[Dataset entries]
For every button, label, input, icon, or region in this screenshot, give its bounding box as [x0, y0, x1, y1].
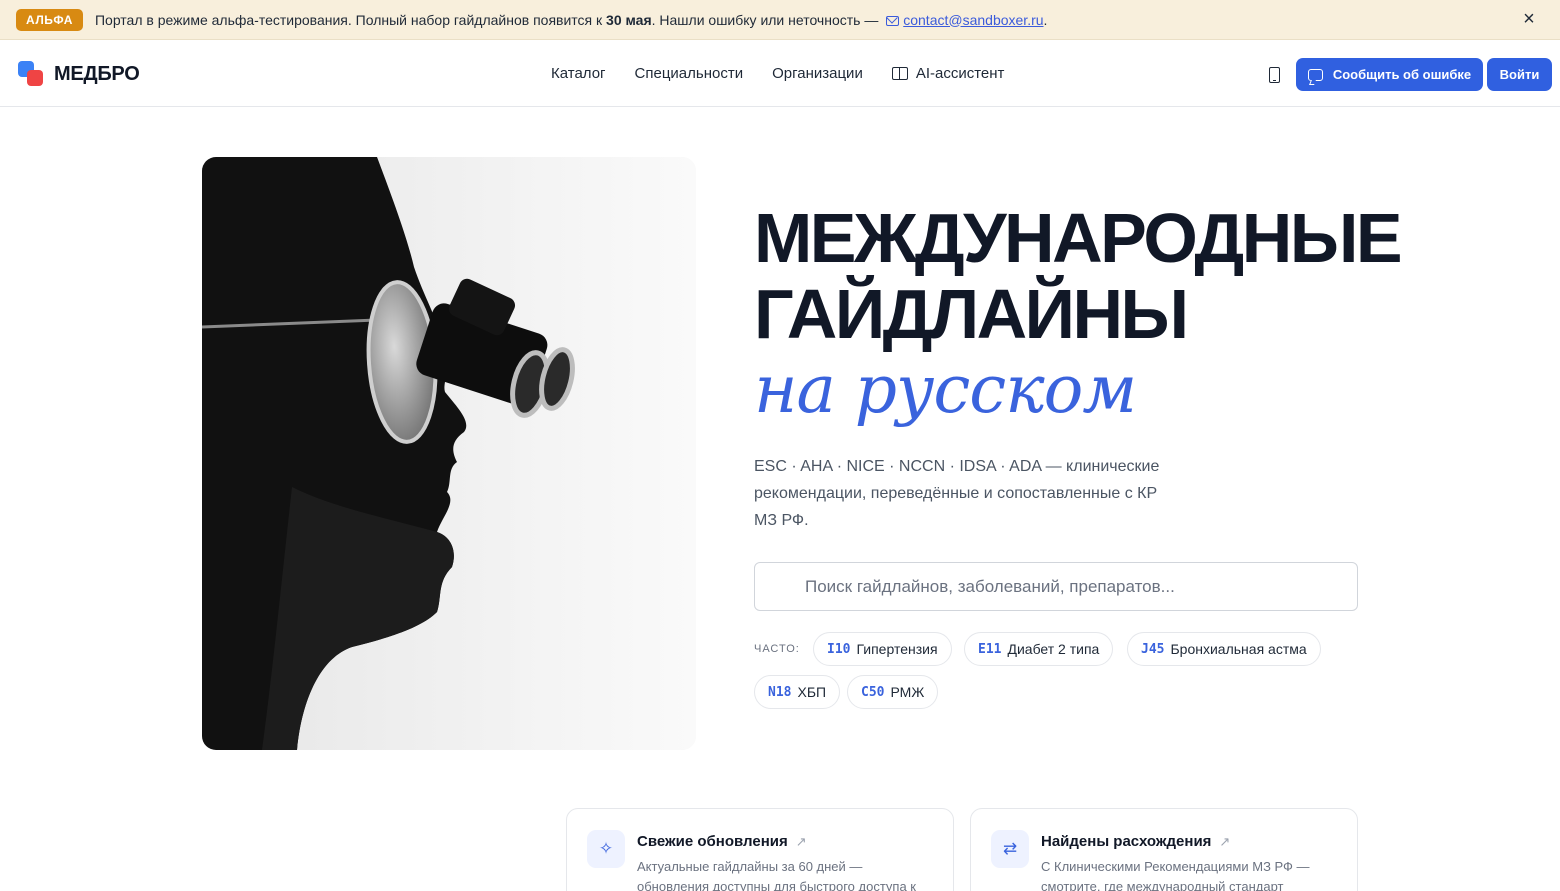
card-title-text: Свежие обновления [637, 833, 788, 850]
alpha-badge: АЛЬФА [16, 8, 83, 31]
nav-specialties[interactable]: Специальности [635, 65, 744, 82]
report-error-button[interactable]: Сообщить об ошибке [1296, 58, 1483, 91]
compare-arrows-icon: ⇄ [991, 830, 1029, 868]
logo[interactable]: МЕДБРО [18, 61, 140, 87]
chip-code: C50 [861, 684, 885, 700]
banner-text-after: . Нашли ошибку или неточность — [651, 11, 883, 28]
chip-ckd[interactable]: N18 ХБП [754, 675, 841, 709]
chip-breast-cancer[interactable]: C50 РМЖ [847, 675, 939, 709]
logo-text: МЕДБРО [54, 62, 140, 85]
alpha-banner: АЛЬФА Портал в режиме альфа-тестирования… [0, 0, 1560, 40]
arrow-up-right-icon: ↗ [1219, 834, 1231, 849]
book-icon [891, 67, 908, 80]
hero-image [202, 157, 696, 750]
main-nav: Каталог Специальности Организации AI-асс… [551, 65, 1033, 82]
hero-title: МЕЖДУНАРОДНЫЕ ГАЙДЛАЙНЫ [754, 200, 1514, 352]
chip-code: E11 [978, 641, 1002, 657]
card-title-text: Найдены расхождения [1041, 833, 1212, 850]
banner-trailing: . [1043, 11, 1048, 28]
sparkles-icon: ✧ [587, 830, 625, 868]
chip-code: I10 [827, 641, 851, 657]
card-fresh-updates[interactable]: ✧ Свежие обновления ↗ Актуальные гайдлайн… [566, 808, 954, 891]
search-box[interactable] [754, 562, 1358, 611]
login-button[interactable]: Войти [1487, 58, 1552, 91]
chip-asthma[interactable]: J45 Бронхиальная астма [1127, 632, 1321, 666]
mail-icon [886, 15, 900, 26]
banner-text-before: Портал в режиме альфа-тестирования. Полн… [94, 11, 607, 28]
card-description: С Клиническими Рекомендациями МЗ РФ — см… [1041, 859, 1310, 891]
chip-label: ХБП [797, 684, 827, 700]
nav-organizations[interactable]: Организации [772, 65, 863, 82]
mobile-phone-icon[interactable] [1269, 67, 1280, 83]
chip-label: РМЖ [890, 684, 925, 700]
nav-catalog[interactable]: Каталог [551, 65, 606, 82]
banner-text: Портал в режиме альфа-тестирования. Полн… [95, 12, 1047, 28]
hero-description: ESC · AHA · NICE · NCCN · IDSA · ADA — к… [754, 458, 1160, 529]
chip-code: N18 [768, 684, 792, 700]
card-description: Актуальные гайдлайны за 60 дней — обновл… [637, 859, 916, 891]
chip-hypertension[interactable]: I10 Гипертензия [813, 632, 952, 666]
card-discrepancies[interactable]: ⇄ Найдены расхождения ↗ С Клиническими Ре… [970, 808, 1358, 891]
chip-code: J45 [1141, 641, 1165, 657]
nav-ai-assistant-label: AI-ассистент [915, 65, 1005, 82]
search-input[interactable] [805, 563, 1345, 610]
banner-date: 30 мая [606, 11, 652, 28]
close-icon[interactable]: × [1518, 9, 1540, 31]
hero-subtitle: на русском [754, 351, 1137, 428]
chip-label: Диабет 2 типа [1007, 641, 1100, 657]
logo-mark-icon [18, 61, 44, 87]
hero-title-line1: МЕЖДУНАРОДНЫЕ [754, 199, 1403, 277]
report-error-label: Сообщить об ошибке [1332, 67, 1472, 82]
site-header: МЕДБРО Каталог Специальности Организации… [0, 41, 1560, 107]
arrow-up-right-icon: ↗ [795, 834, 807, 849]
chip-label: Гипертензия [856, 641, 938, 657]
often-label: ЧАСТО: [754, 643, 800, 655]
chip-label: Бронхиальная астма [1170, 641, 1307, 657]
card-title: Найдены расхождения ↗ [1041, 833, 1230, 850]
contact-email-link[interactable]: contact@sandboxer.ru [903, 12, 1043, 28]
hero-title-line2: ГАЙДЛАЙНЫ [754, 275, 1189, 353]
chat-bubble-icon [1307, 68, 1323, 81]
nav-ai-assistant[interactable]: AI-ассистент [891, 65, 1005, 82]
card-title: Свежие обновления ↗ [637, 833, 807, 850]
chip-diabetes[interactable]: E11 Диабет 2 типа [964, 632, 1114, 666]
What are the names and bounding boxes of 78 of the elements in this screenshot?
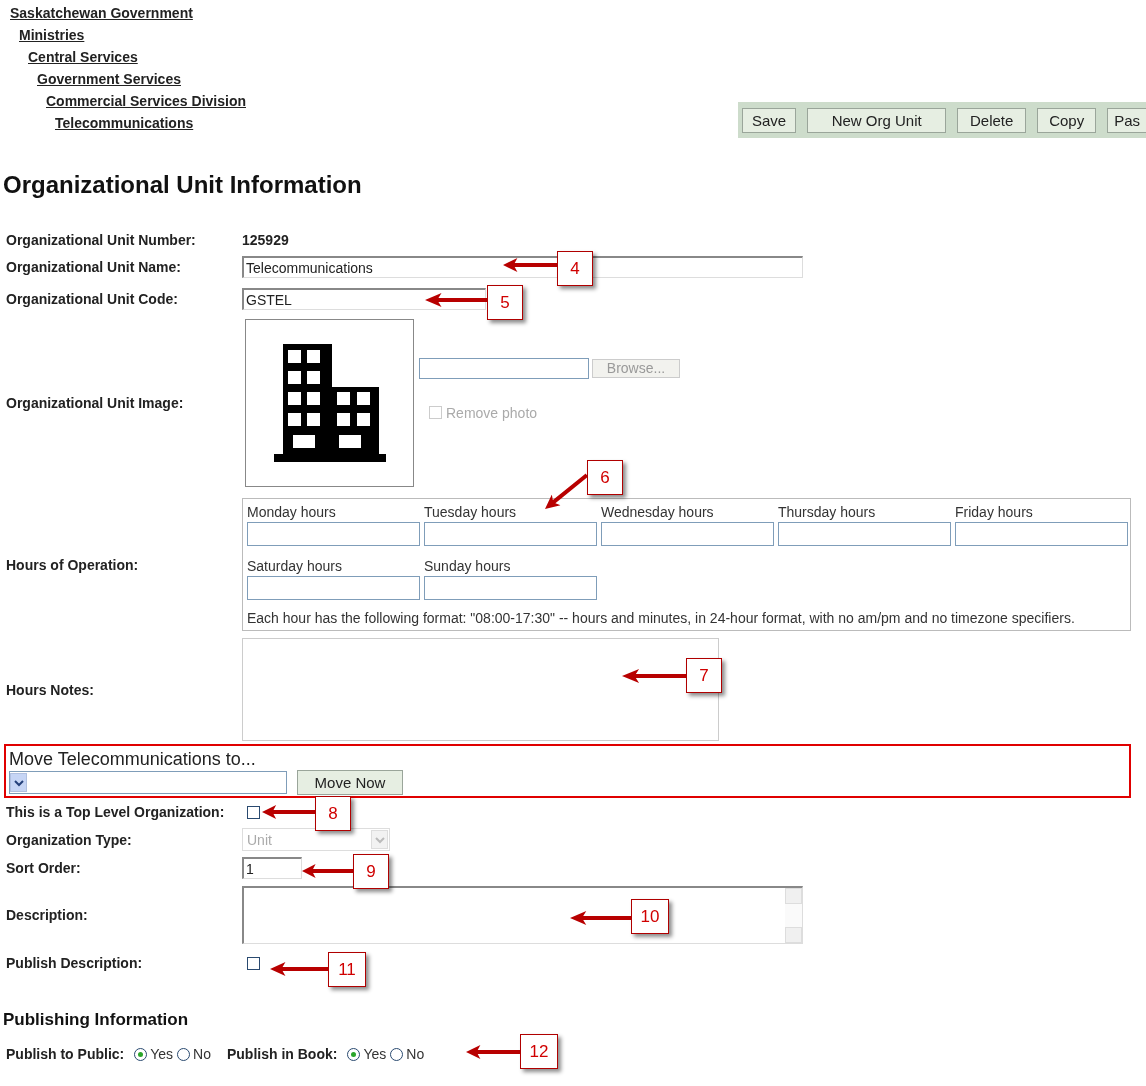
day-label: Friday hours (955, 503, 1034, 522)
field-label: Hours Notes: (5, 681, 95, 698)
radio-button[interactable] (134, 1047, 148, 1061)
hours-field[interactable] (778, 522, 951, 546)
annotation-arrow (503, 258, 557, 272)
hours-field[interactable] (955, 522, 1128, 546)
toolbar-button[interactable]: Pas (1107, 108, 1146, 133)
radio-button[interactable] (390, 1047, 404, 1061)
annotation-arrow (262, 805, 315, 819)
move-now-button[interactable]: Move Now (297, 770, 403, 795)
checkbox[interactable] (247, 805, 260, 819)
field-label: Organizational Unit Code: (5, 291, 179, 307)
file-path-field[interactable] (419, 357, 589, 379)
callout-number: 10 (631, 899, 669, 934)
annotation-arrow (570, 911, 631, 925)
callout-number: 8 (315, 796, 351, 831)
toolbar-button[interactable]: Copy (1037, 108, 1097, 133)
notes-field[interactable] (242, 638, 719, 741)
toolbar-button[interactable]: New Org Unit (807, 108, 947, 133)
field-label: Organization Type: (5, 831, 133, 848)
field-label: Organizational Unit Number: (5, 232, 197, 248)
field-label: Hours of Operation: (5, 556, 140, 573)
day-label: Thursday hours (778, 503, 877, 522)
day-label: Monday hours (247, 503, 337, 522)
callout-number: 5 (487, 285, 523, 320)
radio-button[interactable] (347, 1047, 361, 1061)
sort-order-field[interactable]: 1 (242, 857, 302, 879)
field-label: Publish Description: (5, 955, 144, 971)
breadcrumb-link[interactable]: Central Services (28, 46, 138, 68)
checkbox-label: Remove photo (446, 404, 538, 421)
section-title: Publishing Information (3, 1009, 190, 1031)
callout-number: 12 (520, 1034, 558, 1069)
annotation-arrow (270, 962, 328, 976)
day-label: Tuesday hours (424, 503, 518, 522)
annotation-arrow (466, 1045, 520, 1059)
hours-field[interactable] (601, 522, 774, 546)
toolbar-button[interactable]: Delete (957, 108, 1027, 133)
annotation-arrow (425, 293, 487, 307)
field-label: Organizational Unit Name: (5, 259, 183, 275)
toolbar-button[interactable]: Save (742, 108, 797, 133)
unit-number: 125929 (242, 232, 289, 248)
hours-field[interactable] (424, 522, 597, 546)
field-label: Publish to Public: (6, 1046, 125, 1062)
field-label: Description: (5, 907, 89, 923)
callout-number: 7 (686, 658, 722, 693)
callout-number: 6 (587, 460, 623, 495)
radio-button[interactable] (177, 1047, 191, 1061)
annotation-arrow (302, 864, 353, 878)
destination-dropdown[interactable] (9, 771, 287, 794)
breadcrumb-link[interactable]: Ministries (19, 24, 85, 46)
day-label: Wednesday hours (601, 503, 715, 522)
page-title: Organizational Unit Information (3, 170, 363, 200)
field-label: Organizational Unit Image: (5, 395, 185, 411)
annotation-arrow (622, 669, 686, 683)
breadcrumb-link[interactable]: Government Services (37, 68, 181, 90)
radio-label: No (406, 1046, 425, 1062)
callout-number: 11 (328, 952, 366, 987)
breadcrumb-link[interactable]: Saskatchewan Government (10, 2, 193, 24)
day-label: Sunday hours (424, 557, 512, 576)
callout-number: 4 (557, 251, 593, 286)
breadcrumb-link[interactable]: Telecommunications (55, 112, 194, 134)
move-title: Move Telecommunications to... (9, 748, 257, 770)
radio-label: Yes (363, 1046, 387, 1062)
field-label: Publish in Book: (227, 1046, 338, 1062)
field-label: This is a Top Level Organization: (5, 804, 226, 820)
day-label: Saturday hours (247, 557, 343, 576)
checkbox[interactable] (247, 956, 260, 970)
format-note: Each hour has the following format: "08:00-17:30" -- hours and minutes, in 24-hour format, with no am/pm and no timezone specifiers. (247, 610, 1076, 626)
code-field[interactable]: GSTEL (242, 288, 486, 310)
hours-field[interactable] (247, 522, 420, 546)
hours-field[interactable] (424, 576, 597, 600)
radio-label: No (193, 1046, 211, 1062)
field-label: Sort Order: (5, 860, 82, 876)
radio-label: Yes (150, 1046, 174, 1062)
building-icon (273, 344, 386, 462)
breadcrumb-link[interactable]: Commercial Services Division (46, 90, 246, 112)
callout-number: 9 (353, 854, 389, 889)
hours-field[interactable] (247, 576, 420, 600)
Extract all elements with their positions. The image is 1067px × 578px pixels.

WHAT THE TASK REQUIRES
Copy out, unchanged, the rows starting at the line that contains "card-title-text: Свежие обновления" and ending after the line that contains "hero-image [202, 157, 696, 750]".

ANSWER
card-title-text: Свежие обновления [637, 833, 788, 850]
alpha-badge: АЛЬФА [16, 8, 83, 31]
nav-specialties[interactable]: Специальности [635, 65, 744, 82]
report-error-button[interactable]: Сообщить об ошибке [1296, 58, 1483, 91]
compare-arrows-icon: ⇄ [991, 830, 1029, 868]
logo[interactable]: МЕДБРО [18, 61, 140, 87]
chip-code: C50 [861, 684, 885, 700]
banner-text-after: . Нашли ошибку или неточность — [651, 11, 883, 28]
chip-ckd[interactable]: N18 ХБП [754, 675, 841, 709]
chip-breast-cancer[interactable]: C50 РМЖ [847, 675, 939, 709]
logo-text: МЕДБРО [54, 62, 140, 85]
alpha-banner: АЛЬФА Портал в режиме альфа-тестирования… [0, 0, 1560, 40]
arrow-up-right-icon: ↗ [1219, 834, 1231, 849]
book-icon [891, 67, 908, 80]
hero-image [202, 157, 696, 750]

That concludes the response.